EXERCISE DESCRIPTION ▸ In the copy, include every entry exactly but none of the images.

THE DATA ▸
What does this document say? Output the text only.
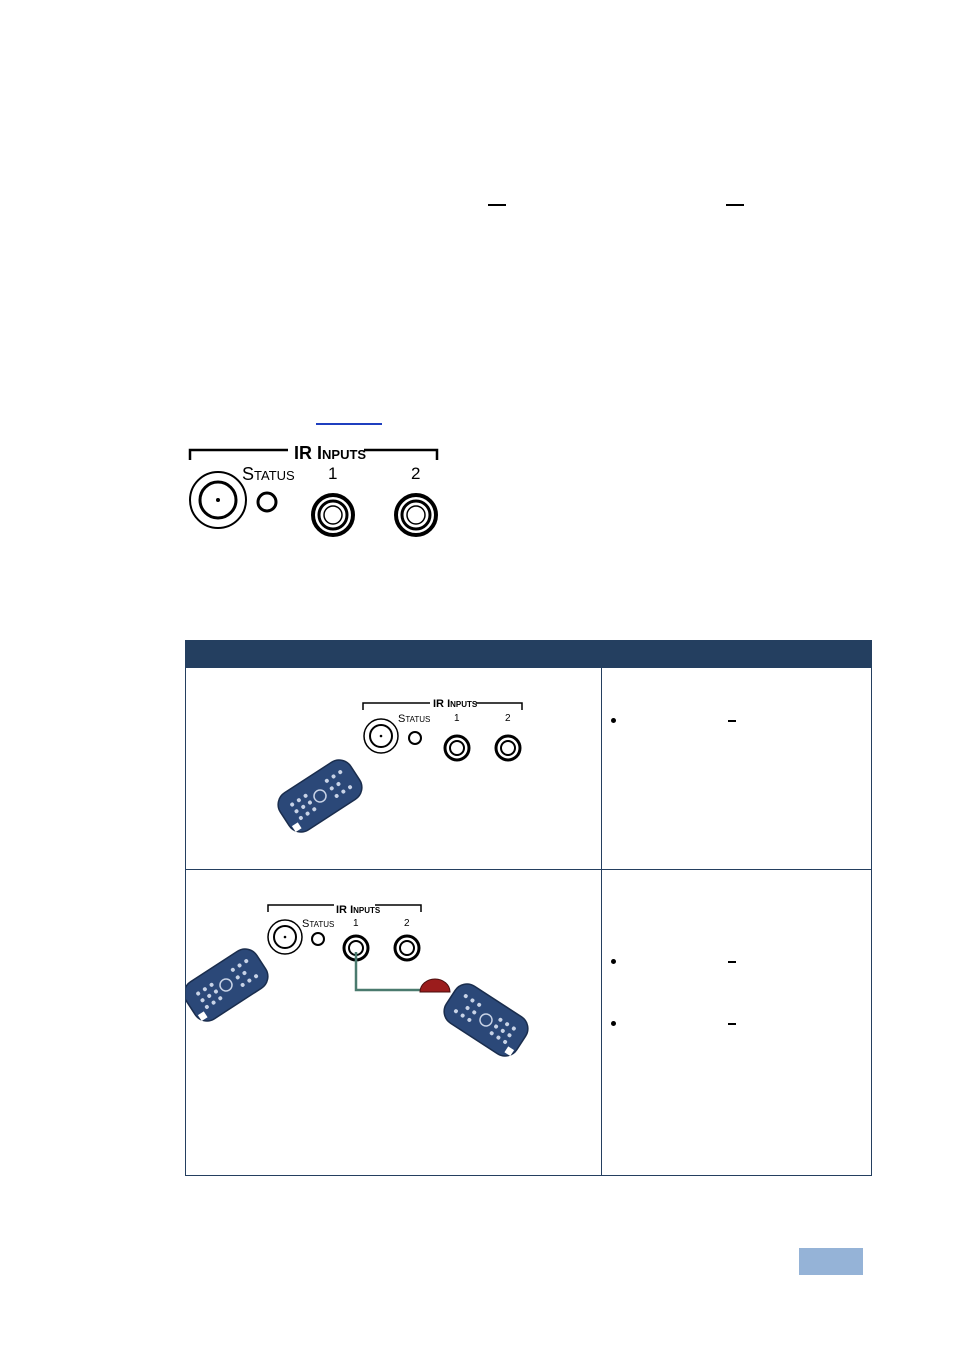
IR INPUTS
STATUS 1	2

IR INPUTS
STATUS 1 2	

IR INPUTS
STATUS 1 2	
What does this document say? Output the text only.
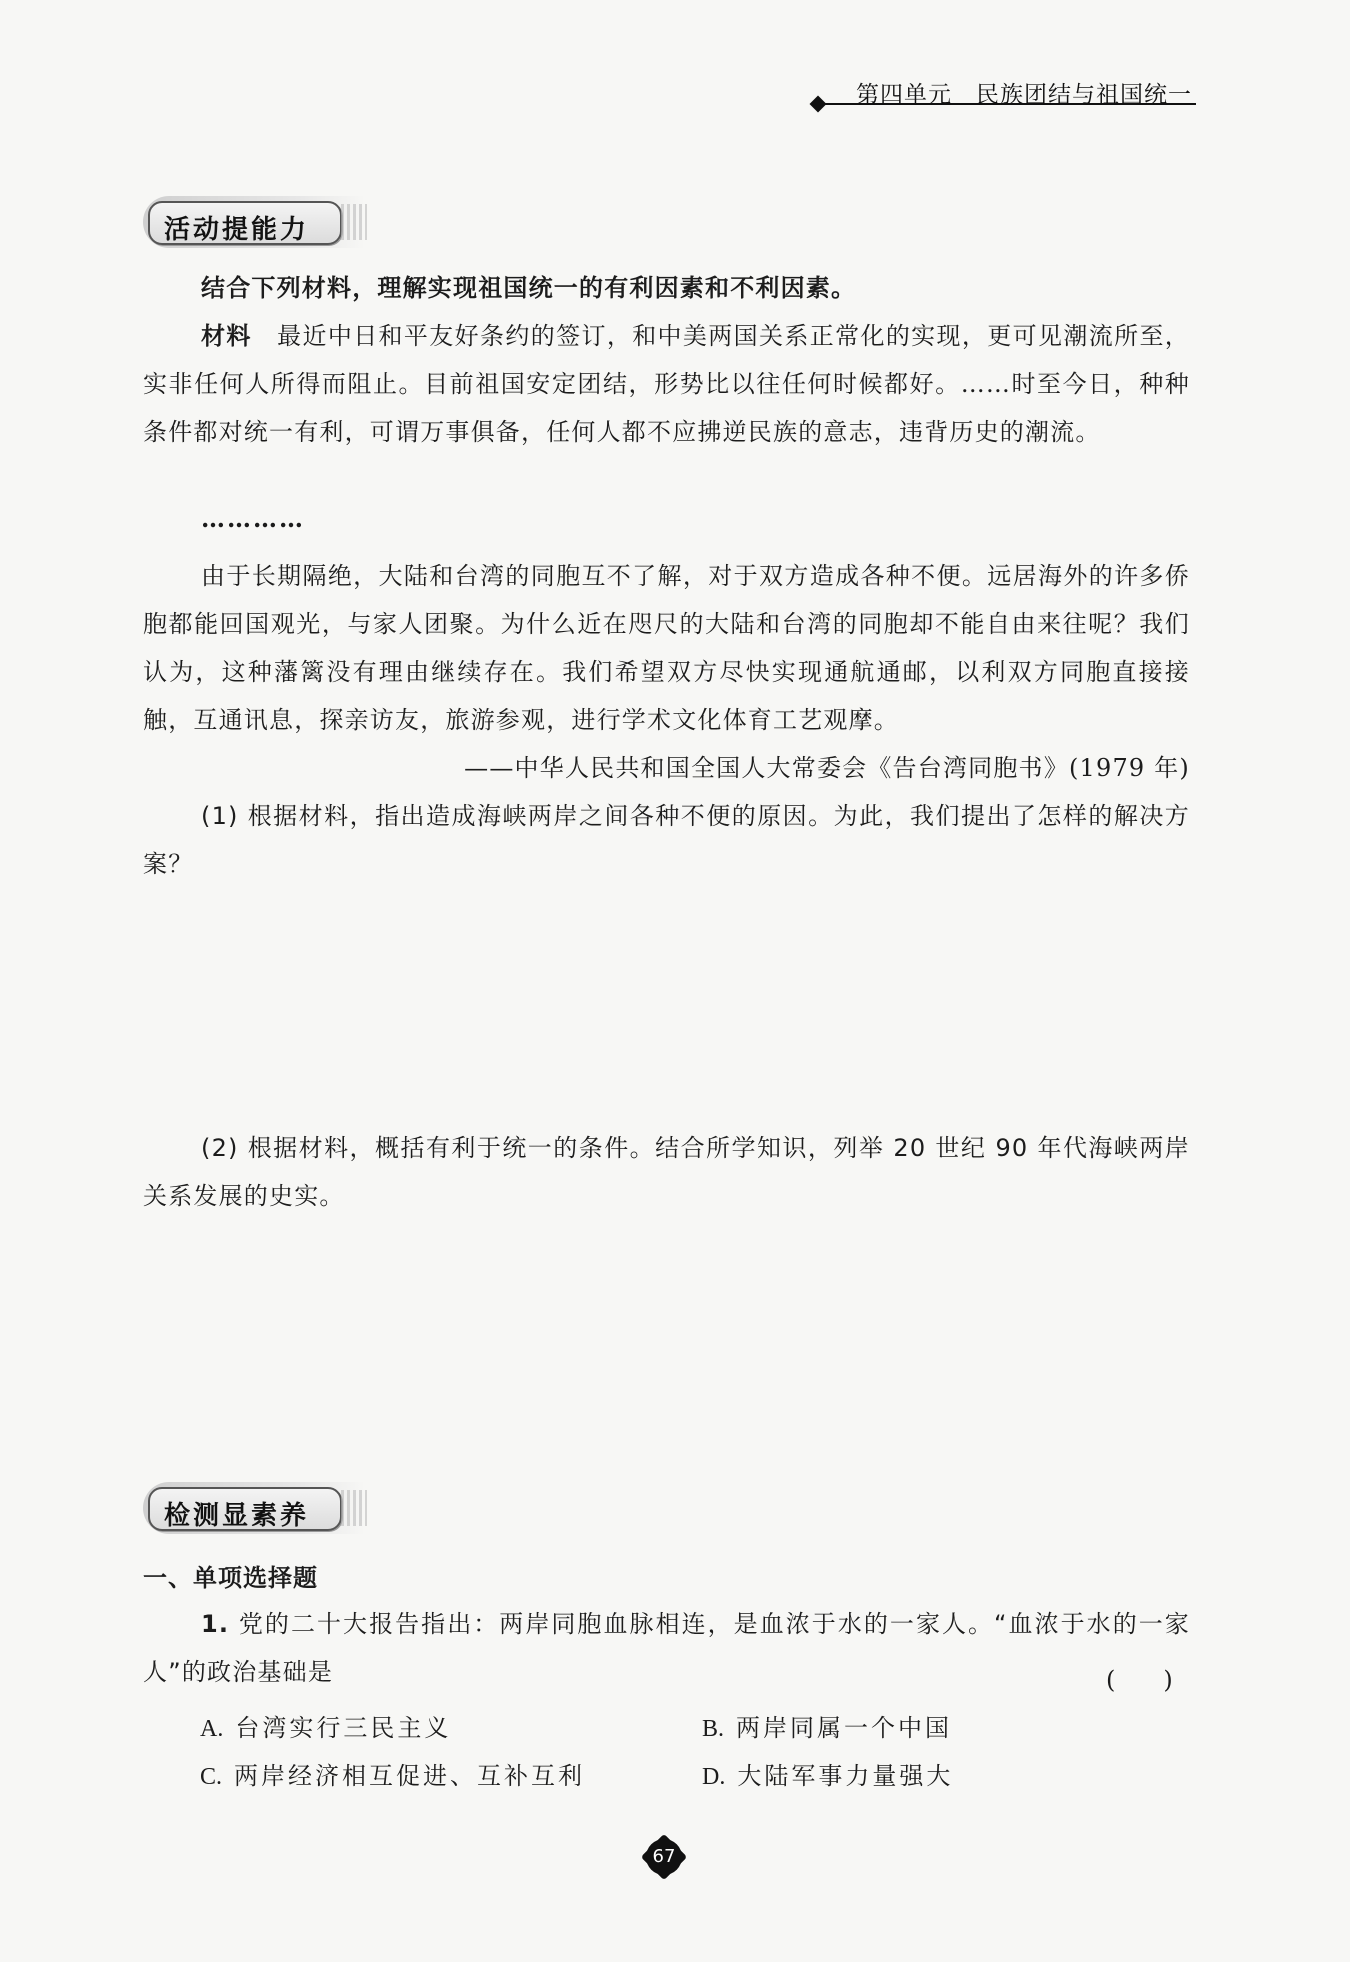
第四单元　民族团结与祖国统一
活动提能力
结合下列材料，理解实现祖国统一的有利因素和不利因素。
材料　 最近中日和平友好条约的签订，和中美两国关系正常化的实现，更可见潮流所至，实非任何人所得而阻止。目前祖国安定团结，形势比以往任何时候都好。……时至今日，种种条件都对统一有利，可谓万事俱备，任何人都不应拂逆民族的意志，违背历史的潮流。
…………
由于长期隔绝，大陆和台湾的同胞互不了解，对于双方造成各种不便。远居海外的许多侨胞都能回国观光，与家人团聚。为什么近在咫尺的大陆和台湾的同胞却不能自由来往呢？我们认为，这种藩篱没有理由继续存在。我们希望双方尽快实现通航通邮，以利双方同胞直接接触，互通讯息，探亲访友，旅游参观，进行学术文化体育工艺观摩。
——中华人民共和国全国人大常委会《告台湾同胞书》(1979 年)
(1) 根据材料，指出造成海峡两岸之间各种不便的原因。为此，我们提出了怎样的解决方案？
(2) 根据材料，概括有利于统一的条件。结合所学知识，列举 20 世纪 90 年代海峡两岸关系发展的史实。
检测显素养
一、单项选择题
1. 党的二十大报告指出：两岸同胞血脉相连，是血浓于水的一家人。“血浓于水的一家人”的政治基础是	(　　)
A. 台湾实行三民主义	B. 两岸同属一个中国
C. 两岸经济相互促进、互补互利	D. 大陆军事力量强大
67
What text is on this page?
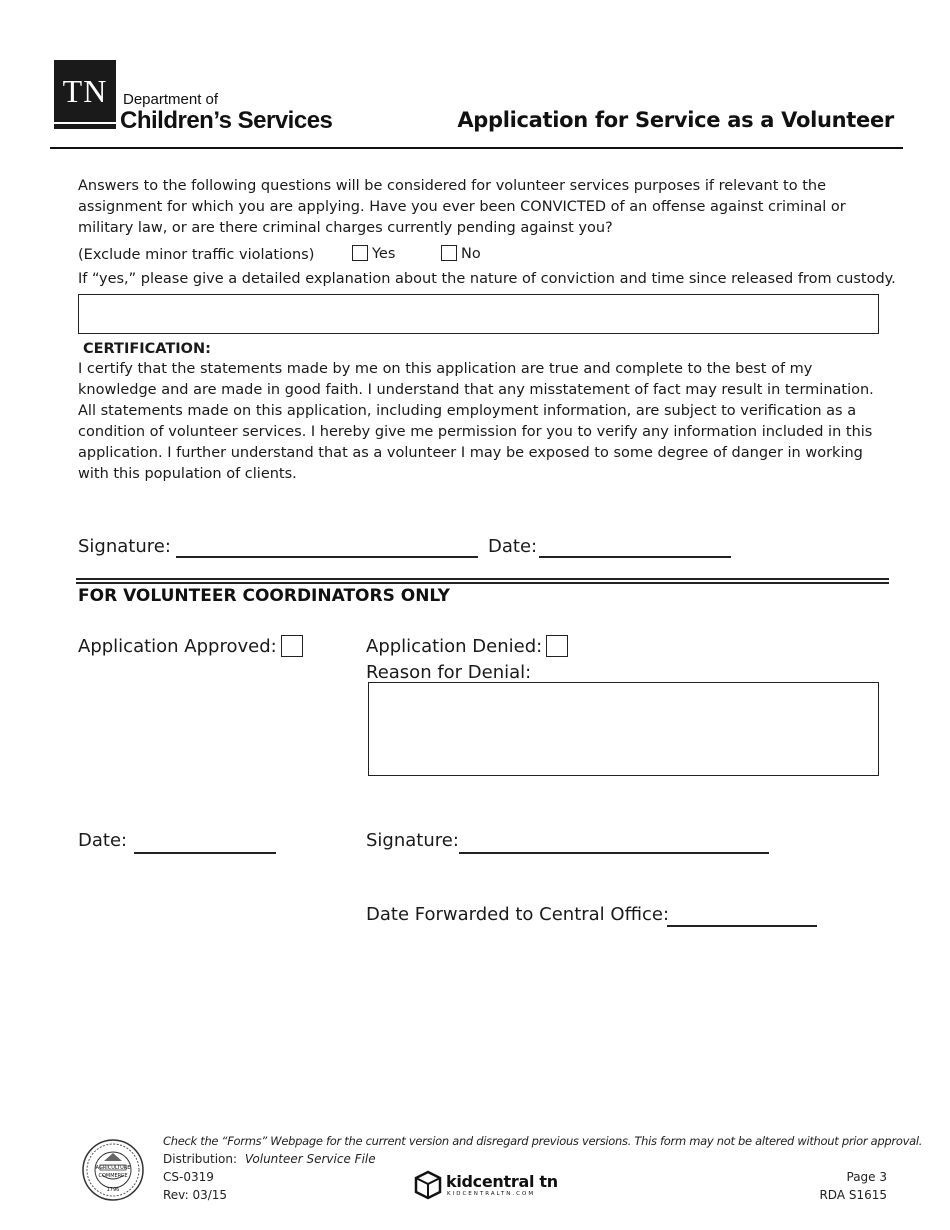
TN	Department of
Children’s Services	Application for Service as a Volunteer
Answers to the following questions will be considered for volunteer services purposes if relevant to the assignment for which you are applying. Have you ever been CONVICTED of an offense against criminal or military law, or are there criminal charges currently pending against you?
(Exclude minor traffic violations)	Yes	No
If “yes,” please give a detailed explanation about the nature of conviction and time since released from custody.
CERTIFICATION:
I certify that the statements made by me on this application are true and complete to the best of my knowledge and are made in good faith. I understand that any misstatement of fact may result in termination. All statements made on this application, including employment information, are subject to verification as a condition of volunteer services. I hereby give me permission for you to verify any information included in this application. I further understand that as a volunteer I may be exposed to some degree of danger in working with this population of clients.
Signature:	Date:
FOR VOLUNTEER COORDINATORS ONLY
Application Approved:	Application Denied:
Reason for Denial:
Date:	Signature:
Date Forwarded to Central Office:
AGRICULTURE
COMMERCE
1796
Check the “Forms” Webpage for the current version and disregard previous versions. This form may not be altered without prior approval.
Distribution: Volunteer Service File
CS-0319
Rev: 03/15
kidcentral tn
KIDCENTRALTN.COM
Page 3
RDA S1615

SOLVED EXERCISE ▸
What does this document say? Output the text only.
IR INPUTS
STATUS 1	2

IR INPUTS
STATUS 1 2	

IR INPUTS
STATUS 1 2	
What does this document say? Output the text only.
第四单元　民族团结与祖国统一
活动提能力
结合下列材料，理解实现祖国统一的有利因素和不利因素。
材料　 最近中日和平友好条约的签订，和中美两国关系正常化的实现，更可见潮流所至，实非任何人所得而阻止。目前祖国安定团结，形势比以往任何时候都好。……时至今日，种种条件都对统一有利，可谓万事俱备，任何人都不应拂逆民族的意志，违背历史的潮流。
…………
由于长期隔绝，大陆和台湾的同胞互不了解，对于双方造成各种不便。远居海外的许多侨胞都能回国观光，与家人团聚。为什么近在咫尺的大陆和台湾的同胞却不能自由来往呢？我们认为，这种藩篱没有理由继续存在。我们希望双方尽快实现通航通邮，以利双方同胞直接接触，互通讯息，探亲访友，旅游参观，进行学术文化体育工艺观摩。
——中华人民共和国全国人大常委会《告台湾同胞书》(1979 年)
(1) 根据材料，指出造成海峡两岸之间各种不便的原因。为此，我们提出了怎样的解决方案？
(2) 根据材料，概括有利于统一的条件。结合所学知识，列举 20 世纪 90 年代海峡两岸关系发展的史实。
检测显素养
一、单项选择题
1. 党的二十大报告指出：两岸同胞血脉相连，是血浓于水的一家人。“血浓于水的一家人”的政治基础是	(　　)
A. 台湾实行三民主义	B. 两岸同属一个中国
C. 两岸经济相互促进、互补互利	D. 大陆军事力量强大
67
What text is on this page?
TN	Department of
Children’s Services	Application for Service as a Volunteer
Answers to the following questions will be considered for volunteer services purposes if relevant to the assignment for which you are applying. Have you ever been CONVICTED of an offense against criminal or military law, or are there criminal charges currently pending against you?
(Exclude minor traffic violations)	Yes	No
If “yes,” please give a detailed explanation about the nature of conviction and time since released from custody.
CERTIFICATION:
I certify that the statements made by me on this application are true and complete to the best of my knowledge and are made in good faith. I understand that any misstatement of fact may result in termination. All statements made on this application, including employment information, are subject to verification as a condition of volunteer services. I hereby give me permission for you to verify any information included in this application. I further understand that as a volunteer I may be exposed to some degree of danger in working with this population of clients.
Signature:	Date:
FOR VOLUNTEER COORDINATORS ONLY
Application Approved:	Application Denied:
Reason for Denial:
Date:	Signature:
Date Forwarded to Central Office:
AGRICULTURE
COMMERCE
1796
Check the “Forms” Webpage for the current version and disregard previous versions. This form may not be altered without prior approval.
Distribution: Volunteer Service File
CS-0319
Rev: 03/15
kidcentral tn
KIDCENTRALTN.COM
Page 3
RDA S1615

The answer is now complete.